■ EXERCISE DIRECTIONS
Check every line below for the word "сельских" and give only the number of lines where it appears.

--- begin GIVEN DATA ---

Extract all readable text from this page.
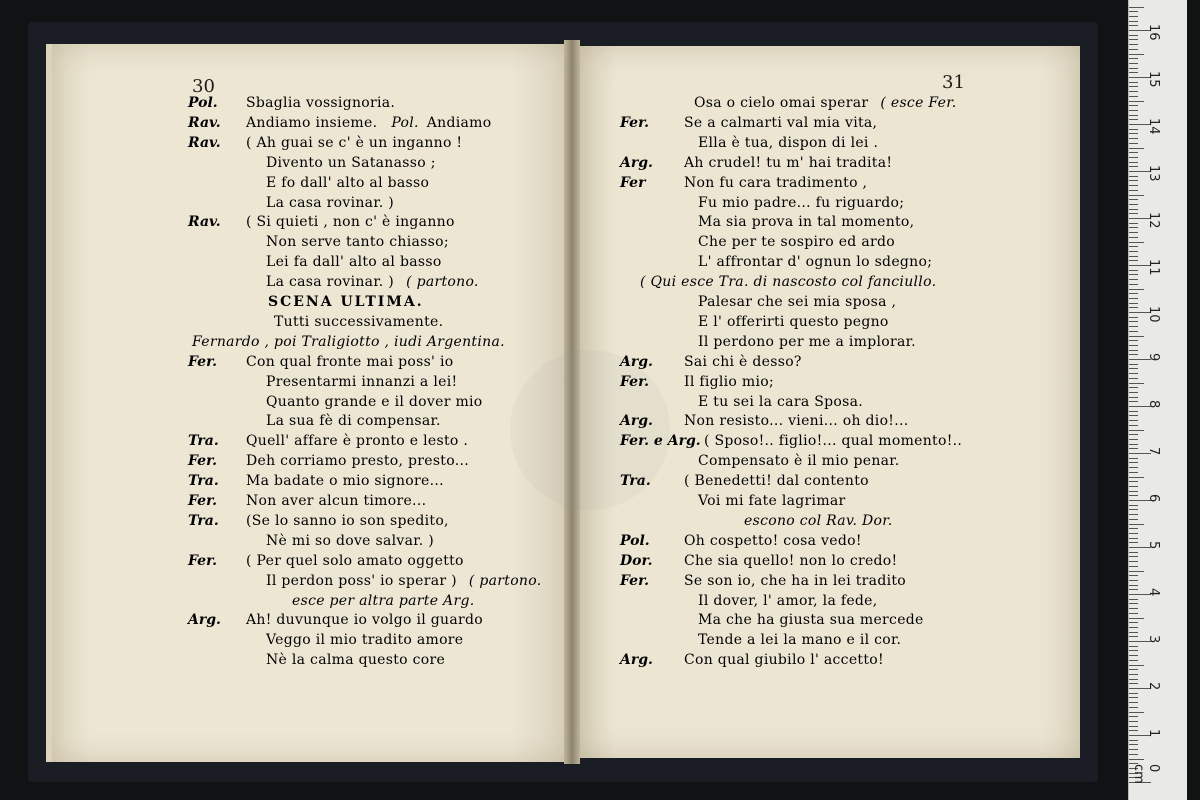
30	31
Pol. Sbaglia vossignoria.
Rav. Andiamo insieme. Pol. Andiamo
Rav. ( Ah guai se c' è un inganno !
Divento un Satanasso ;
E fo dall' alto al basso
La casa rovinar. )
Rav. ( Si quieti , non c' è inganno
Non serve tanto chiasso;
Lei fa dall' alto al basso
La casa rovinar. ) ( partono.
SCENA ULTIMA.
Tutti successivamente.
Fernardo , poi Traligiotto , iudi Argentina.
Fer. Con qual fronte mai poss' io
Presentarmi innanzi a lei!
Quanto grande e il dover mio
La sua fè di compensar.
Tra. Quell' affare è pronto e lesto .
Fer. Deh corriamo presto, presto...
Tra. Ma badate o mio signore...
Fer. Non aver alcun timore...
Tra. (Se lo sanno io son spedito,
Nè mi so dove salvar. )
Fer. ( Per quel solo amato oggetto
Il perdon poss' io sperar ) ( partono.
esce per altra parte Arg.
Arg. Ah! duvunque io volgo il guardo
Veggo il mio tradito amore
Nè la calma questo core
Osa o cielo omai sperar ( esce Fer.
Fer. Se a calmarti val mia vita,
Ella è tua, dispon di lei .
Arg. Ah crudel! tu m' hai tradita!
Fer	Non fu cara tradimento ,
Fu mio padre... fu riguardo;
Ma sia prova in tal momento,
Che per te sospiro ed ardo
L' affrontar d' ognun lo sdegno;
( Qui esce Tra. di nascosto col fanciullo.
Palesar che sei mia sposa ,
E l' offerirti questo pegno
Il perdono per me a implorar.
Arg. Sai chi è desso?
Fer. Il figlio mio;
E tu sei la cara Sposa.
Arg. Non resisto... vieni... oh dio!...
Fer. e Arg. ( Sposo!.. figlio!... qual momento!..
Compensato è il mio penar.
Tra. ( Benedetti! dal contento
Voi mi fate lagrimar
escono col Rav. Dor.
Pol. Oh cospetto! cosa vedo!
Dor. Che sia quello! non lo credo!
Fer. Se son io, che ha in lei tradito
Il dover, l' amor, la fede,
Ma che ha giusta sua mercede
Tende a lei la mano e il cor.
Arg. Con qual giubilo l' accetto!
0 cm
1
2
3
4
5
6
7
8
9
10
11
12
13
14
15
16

--- end GIVEN DATA ---
--- begin GIVEN DATA ---

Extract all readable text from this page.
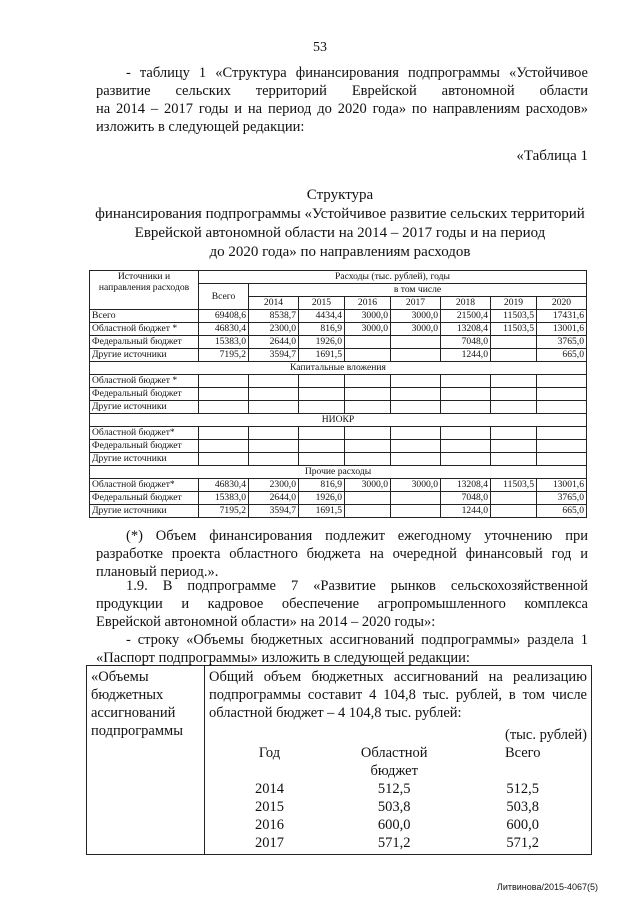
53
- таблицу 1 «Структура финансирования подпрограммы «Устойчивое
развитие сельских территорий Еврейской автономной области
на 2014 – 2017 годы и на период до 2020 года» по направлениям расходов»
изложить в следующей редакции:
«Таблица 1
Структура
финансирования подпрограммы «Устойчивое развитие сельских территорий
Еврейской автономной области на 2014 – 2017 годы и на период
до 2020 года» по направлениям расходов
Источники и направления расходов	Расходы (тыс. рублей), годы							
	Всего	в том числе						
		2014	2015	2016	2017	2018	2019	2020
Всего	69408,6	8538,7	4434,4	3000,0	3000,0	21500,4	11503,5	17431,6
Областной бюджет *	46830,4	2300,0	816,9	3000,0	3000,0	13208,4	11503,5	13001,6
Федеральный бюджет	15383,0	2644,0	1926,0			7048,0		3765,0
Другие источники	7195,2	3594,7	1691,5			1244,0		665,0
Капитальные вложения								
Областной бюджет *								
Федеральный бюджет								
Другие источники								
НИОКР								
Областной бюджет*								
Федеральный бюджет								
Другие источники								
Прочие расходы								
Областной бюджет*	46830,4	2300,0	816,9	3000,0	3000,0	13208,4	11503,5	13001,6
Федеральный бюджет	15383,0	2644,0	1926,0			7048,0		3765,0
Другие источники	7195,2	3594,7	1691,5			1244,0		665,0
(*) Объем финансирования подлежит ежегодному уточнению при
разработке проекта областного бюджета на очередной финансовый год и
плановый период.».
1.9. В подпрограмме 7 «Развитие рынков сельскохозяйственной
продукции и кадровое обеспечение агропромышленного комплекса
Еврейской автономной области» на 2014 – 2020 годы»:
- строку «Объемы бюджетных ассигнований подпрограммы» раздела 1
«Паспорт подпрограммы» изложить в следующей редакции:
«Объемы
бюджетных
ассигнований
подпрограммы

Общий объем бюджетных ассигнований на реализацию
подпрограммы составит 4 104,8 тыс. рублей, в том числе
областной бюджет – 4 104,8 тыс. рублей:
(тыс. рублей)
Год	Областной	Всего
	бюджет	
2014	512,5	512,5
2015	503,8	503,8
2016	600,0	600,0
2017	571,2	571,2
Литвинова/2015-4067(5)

--- end GIVEN DATA ---

■ SOLVED PROBLEM
2